Dataset records:
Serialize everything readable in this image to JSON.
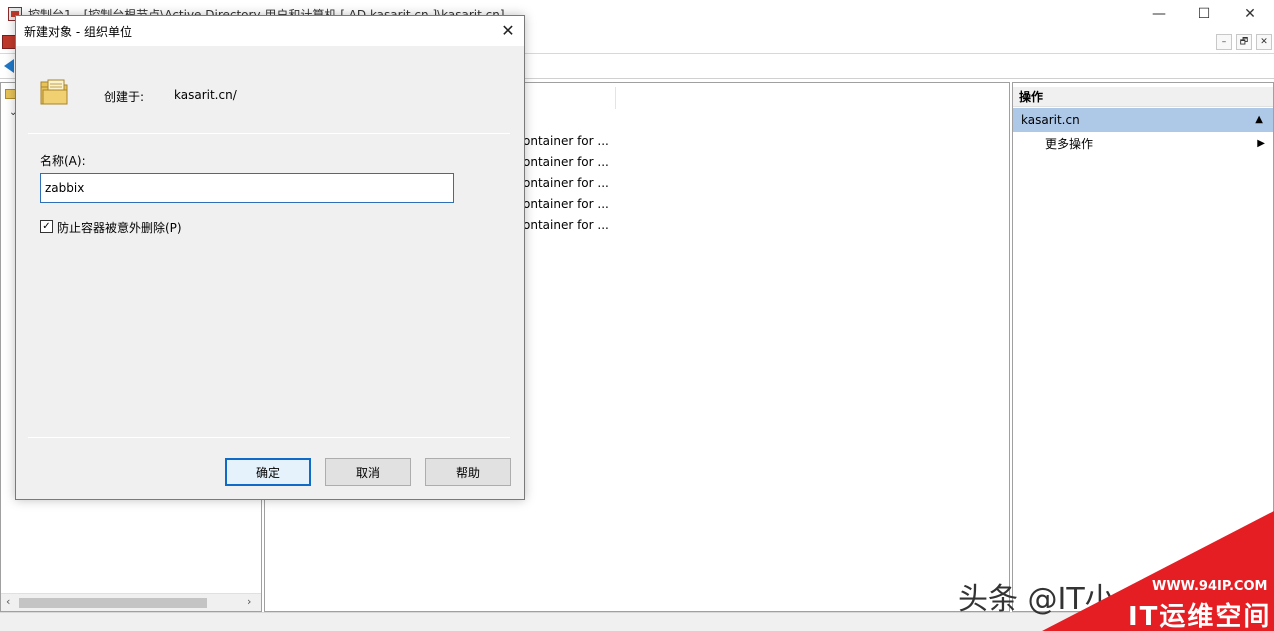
{
  "window": {
    "title": "控制台1 - [控制台根节点\\Active Directory 用户和计算机 [ AD.kasarit.cn ]\\kasarit.cn]",
    "minimize": "—",
    "maximize": "☐",
    "close": "✕"
  },
  "mdi_controls": {
    "minimize": "–",
    "restore": "🗗",
    "close": "✕"
  },
  "center": {
    "rows": [
      "ontainer for ...",
      "ontainer for ...",
      "ontainer for ...",
      "ontainer for ...",
      "ontainer for ..."
    ]
  },
  "actions_pane": {
    "header": "操作",
    "group": "kasarit.cn",
    "items": [
      "更多操作"
    ]
  },
  "dialog": {
    "title": "新建对象 - 组织单位",
    "created_in_label": "创建于:",
    "created_in_value": "kasarit.cn/",
    "name_label": "名称(A):",
    "name_value": "zabbix",
    "protect_label": "防止容器被意外删除(P)",
    "protect_checked": true,
    "ok_label": "确定",
    "cancel_label": "取消",
    "help_label": "帮助"
  },
  "watermark": {
    "text": "头条 @IT小",
    "url": "WWW.94IP.COM",
    "brand": "IT运维空间"
  }
}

[Exercise requirements] Scan the material for lines with the word "kasarit", and copy each line you find.

[Written response]
    "title": "控制台1 - [控制台根节点\\Active Directory 用户和计算机 [ AD.kasarit.cn ]\\kasarit.cn]",
    "group": "kasarit.cn",
    "created_in_value": "kasarit.cn/",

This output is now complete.